### DOCUMENT SOURCE
Professeur Roger TEBIB
Juillet 2005
Depuis le moyen âge, l’Europe et l’Islam vivent côte à côte et, malgré préjugés et conflits, les influences réciproques n’ont pas manqué. De tous les États actuels, la France est celui que l’histoire prédispose le plus à jouer un rôle diplomatique et culturel dans le monde islamique, lieu des affrontements mais aussi des échanges.
La colonisation n’a été qu’une parenthèse. Les cristallisations ethniques, les égoïsmes des puissances, les préjugés et les violences ne doivent pas arrêter une politique française d’ouverture et de soutien. Car l’amour de l’humanité exige la paix en Orient, un développement régulier en liaison avec les pays européens et une conception du monde faite de véritable humanisme.
Il faut concourir, le plus rapidement possible, à la réduction des crises dans cette région et dépasser le schéma classique de l’approvisionnement énergétique de l’Europe, fondé sur une diplomatie du gazoduc.

### CONSIGNES
• 1. Recopiez fidèlement le passage du texte sur la France et l'Islam compris entre « La colonisation n’a » et « diplomatie du gazoduc. », bornes incluses.
• 2. D'après le texte sur la France et l'Islam, sur quoi se fonde le schéma classique de l'approvisionnement énergétique de l'Europe ?

### DONNÉES FOURNIES
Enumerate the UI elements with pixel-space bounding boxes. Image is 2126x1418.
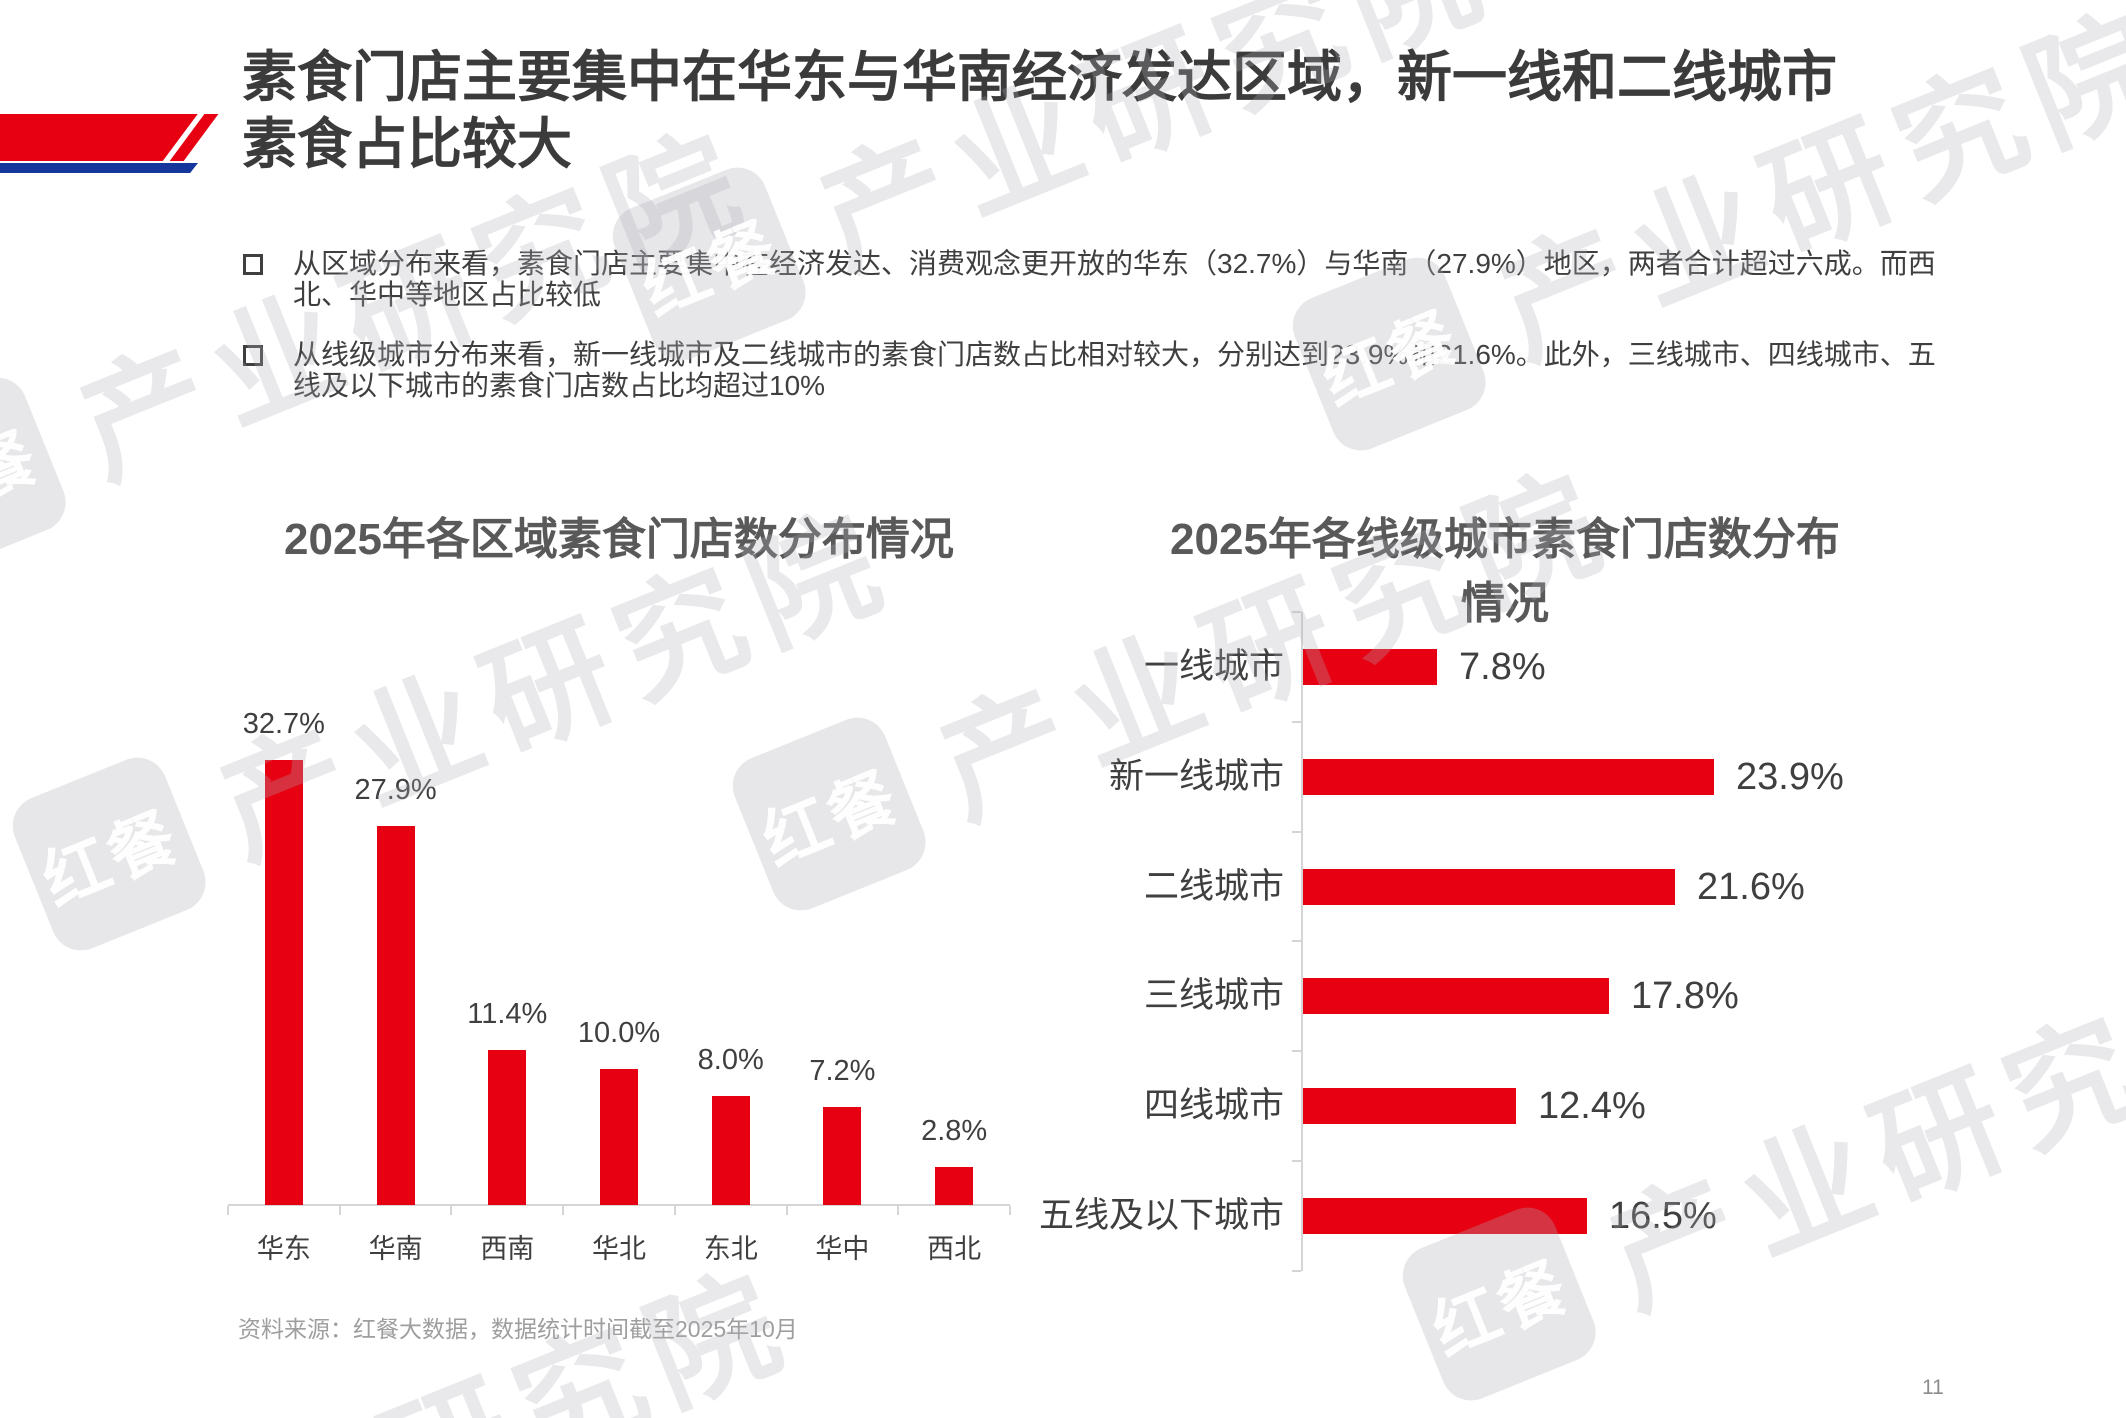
bullet-square-icon	[243, 254, 263, 275]
left-chart-axis-tick	[227, 1206, 229, 1215]
right-chart-axis-tick	[1292, 831, 1301, 833]
left-chart-bar-华北	[600, 1069, 638, 1205]
left-chart-bar-华中	[823, 1107, 862, 1205]
left-chart-axis-tick	[562, 1206, 565, 1215]
bullet-text: 从线级城市分布来看，新一线城市及二线城市的素食门店数占比相对较大，分别达到23.…	[293, 339, 1936, 401]
flag-accent-red-shape	[0, 114, 198, 161]
left-chart-bar-华东	[264, 760, 303, 1205]
right-chart-bar-二线城市	[1303, 869, 1675, 905]
left-chart-axis-tick	[338, 1206, 341, 1215]
left-chart-bar-华南	[376, 826, 415, 1205]
right-chart-axis-tick	[1292, 721, 1301, 723]
left-chart-axis-tick	[897, 1206, 900, 1215]
left-chart-bar-西北	[935, 1167, 974, 1205]
bullet-item: 从线级城市分布来看，新一线城市及二线城市的素食门店数占比相对较大，分别达到23.…	[243, 339, 1943, 401]
right-chart-bar-四线城市	[1303, 1088, 1516, 1124]
bullet-square-icon	[243, 345, 263, 366]
right-chart-bar-五线及以下城市	[1303, 1198, 1587, 1234]
left-chart-axis-tick	[673, 1206, 676, 1215]
right-chart-axis-tick	[1292, 940, 1301, 942]
page-title-line1: 素食门店主要集中在华东与华南经济发达区域，新一线和二线城市	[242, 46, 1838, 108]
flag-accent-blue-strip	[0, 163, 198, 173]
page-title: 素食门店主要集中在华东与华南经济发达区域，新一线和二线城市 素食占比较大	[242, 44, 1942, 178]
left-chart-x-axis	[228, 1204, 1010, 1206]
left-chart-axis-tick	[785, 1206, 788, 1215]
right-chart-axis-tick	[1292, 611, 1301, 613]
bullet-list: 从区域分布来看，素食门店主要集中在经济发达、消费观念更开放的华东（32.7%）与…	[243, 248, 1943, 430]
bullet-text: 从区域分布来看，素食门店主要集中在经济发达、消费观念更开放的华东（32.7%）与…	[293, 248, 1936, 310]
right-chart-axis-tick	[1292, 1050, 1301, 1052]
right-chart-bar-新一线城市	[1303, 759, 1714, 795]
right-chart-bar-一线城市	[1303, 649, 1437, 685]
source-note: 资料来源：红餐大数据，数据统计时间截至2025年10月	[238, 1316, 798, 1342]
left-chart-bar-西南	[488, 1050, 527, 1205]
left-chart-axis-tick	[1009, 1206, 1011, 1215]
right-chart-y-axis	[1301, 612, 1303, 1271]
bullet-item: 从区域分布来看，素食门店主要集中在经济发达、消费观念更开放的华东（32.7%）与…	[243, 248, 1943, 310]
right-chart-bar-三线城市	[1303, 978, 1609, 1014]
left-chart-bar-东北	[711, 1096, 750, 1205]
page-number: 11	[1922, 1376, 1944, 1399]
left-chart-axis-tick	[450, 1206, 453, 1215]
page-title-line2: 素食占比较大	[242, 113, 573, 175]
right-chart-axis-tick	[1292, 1160, 1301, 1162]
right-chart-axis-tick	[1292, 1270, 1301, 1272]
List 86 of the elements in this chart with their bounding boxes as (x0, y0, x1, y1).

### CORRIGÉ
• 1.
La colonisation n’a été qu’une parenthèse. Les cristallisations ethniques, les égoïsmes des puissances, les préjugés et les violences ne doivent pas arrêter une politique française d’ouverture et de soutien. Car l’amour de l’humanité exige la paix en Orient, un développement régulier en liaison avec les pays européens et une conception du monde faite de véritable humanisme.
Il faut concourir, le plus rapidement possible, à la réduction des crises dans cette région et dépasser le schéma classique de l’approvisionnement énergétique de l’Europe, fondé sur une diplomatie du gazoduc.

• 2. Sur une diplomatie du gazoduc.